= STATED TASK =
Collect every line of the records below that contains the string "cross" and copy each one. Matching is case-sensitive.

= INPUT RECORDS =
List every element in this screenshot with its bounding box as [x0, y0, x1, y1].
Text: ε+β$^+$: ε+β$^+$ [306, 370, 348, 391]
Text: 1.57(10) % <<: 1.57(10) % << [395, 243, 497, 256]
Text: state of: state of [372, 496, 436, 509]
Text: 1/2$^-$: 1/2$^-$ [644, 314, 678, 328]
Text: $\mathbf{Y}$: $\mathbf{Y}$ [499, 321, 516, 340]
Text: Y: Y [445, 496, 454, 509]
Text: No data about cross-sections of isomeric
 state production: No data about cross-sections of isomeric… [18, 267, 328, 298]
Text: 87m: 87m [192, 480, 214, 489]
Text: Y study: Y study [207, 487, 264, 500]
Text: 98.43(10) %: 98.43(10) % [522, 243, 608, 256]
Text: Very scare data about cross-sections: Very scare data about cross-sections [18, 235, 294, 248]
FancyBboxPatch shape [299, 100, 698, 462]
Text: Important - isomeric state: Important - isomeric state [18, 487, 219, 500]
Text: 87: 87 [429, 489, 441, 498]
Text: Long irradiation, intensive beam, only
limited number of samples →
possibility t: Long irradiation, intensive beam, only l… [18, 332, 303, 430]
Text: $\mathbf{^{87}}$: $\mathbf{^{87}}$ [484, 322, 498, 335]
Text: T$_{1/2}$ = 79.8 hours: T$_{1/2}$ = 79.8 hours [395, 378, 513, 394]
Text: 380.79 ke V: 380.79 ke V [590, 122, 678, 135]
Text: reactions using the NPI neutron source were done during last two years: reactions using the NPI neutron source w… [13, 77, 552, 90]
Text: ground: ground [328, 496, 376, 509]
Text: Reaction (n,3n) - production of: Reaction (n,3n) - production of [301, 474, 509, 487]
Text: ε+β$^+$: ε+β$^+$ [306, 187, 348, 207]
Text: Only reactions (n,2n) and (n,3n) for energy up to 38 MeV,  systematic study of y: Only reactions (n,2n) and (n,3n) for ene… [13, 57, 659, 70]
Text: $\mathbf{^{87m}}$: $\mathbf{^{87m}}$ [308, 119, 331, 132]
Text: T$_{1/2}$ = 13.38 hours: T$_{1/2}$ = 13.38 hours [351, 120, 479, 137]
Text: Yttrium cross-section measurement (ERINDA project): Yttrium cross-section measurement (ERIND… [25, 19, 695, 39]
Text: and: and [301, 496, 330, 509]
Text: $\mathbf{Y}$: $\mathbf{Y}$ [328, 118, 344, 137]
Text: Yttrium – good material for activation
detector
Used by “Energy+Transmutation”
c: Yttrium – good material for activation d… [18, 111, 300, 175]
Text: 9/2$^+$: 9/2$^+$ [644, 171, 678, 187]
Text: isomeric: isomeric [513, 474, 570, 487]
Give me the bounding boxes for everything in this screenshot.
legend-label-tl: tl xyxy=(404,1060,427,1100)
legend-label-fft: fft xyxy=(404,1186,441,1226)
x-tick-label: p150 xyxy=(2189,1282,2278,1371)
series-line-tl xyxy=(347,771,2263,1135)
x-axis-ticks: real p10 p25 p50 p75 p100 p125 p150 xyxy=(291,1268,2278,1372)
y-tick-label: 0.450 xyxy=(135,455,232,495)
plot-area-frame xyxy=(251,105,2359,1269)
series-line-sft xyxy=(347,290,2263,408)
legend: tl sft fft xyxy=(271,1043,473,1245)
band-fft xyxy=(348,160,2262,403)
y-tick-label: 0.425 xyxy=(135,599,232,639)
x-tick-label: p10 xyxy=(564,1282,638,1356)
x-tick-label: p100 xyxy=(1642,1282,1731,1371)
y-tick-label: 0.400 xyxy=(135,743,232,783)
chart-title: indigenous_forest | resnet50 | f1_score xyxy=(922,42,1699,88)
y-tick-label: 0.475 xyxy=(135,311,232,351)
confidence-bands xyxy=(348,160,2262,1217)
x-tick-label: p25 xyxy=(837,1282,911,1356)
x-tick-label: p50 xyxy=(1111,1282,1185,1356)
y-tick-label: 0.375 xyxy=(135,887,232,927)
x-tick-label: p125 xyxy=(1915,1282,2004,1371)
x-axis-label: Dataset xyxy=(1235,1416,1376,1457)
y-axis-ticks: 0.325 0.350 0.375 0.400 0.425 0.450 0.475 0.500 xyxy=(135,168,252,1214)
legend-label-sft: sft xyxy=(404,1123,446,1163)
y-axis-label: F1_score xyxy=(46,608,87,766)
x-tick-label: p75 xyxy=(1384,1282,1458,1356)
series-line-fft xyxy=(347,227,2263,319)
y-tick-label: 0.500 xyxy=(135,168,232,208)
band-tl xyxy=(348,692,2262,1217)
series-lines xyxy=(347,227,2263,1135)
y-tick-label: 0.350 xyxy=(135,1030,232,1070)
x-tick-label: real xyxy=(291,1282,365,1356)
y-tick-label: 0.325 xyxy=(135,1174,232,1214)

= FINISHED EXERCISE =
Text: No data about cross-sections of isomeric
 state production: No data about cross-sections of isomeric… [18, 267, 328, 298]
Text: Very scare data about cross-sections: Very scare data about cross-sections [18, 235, 294, 248]
Text: Yttrium cross-section measurement (ERINDA project): Yttrium cross-section measurement (ERIND… [25, 19, 695, 39]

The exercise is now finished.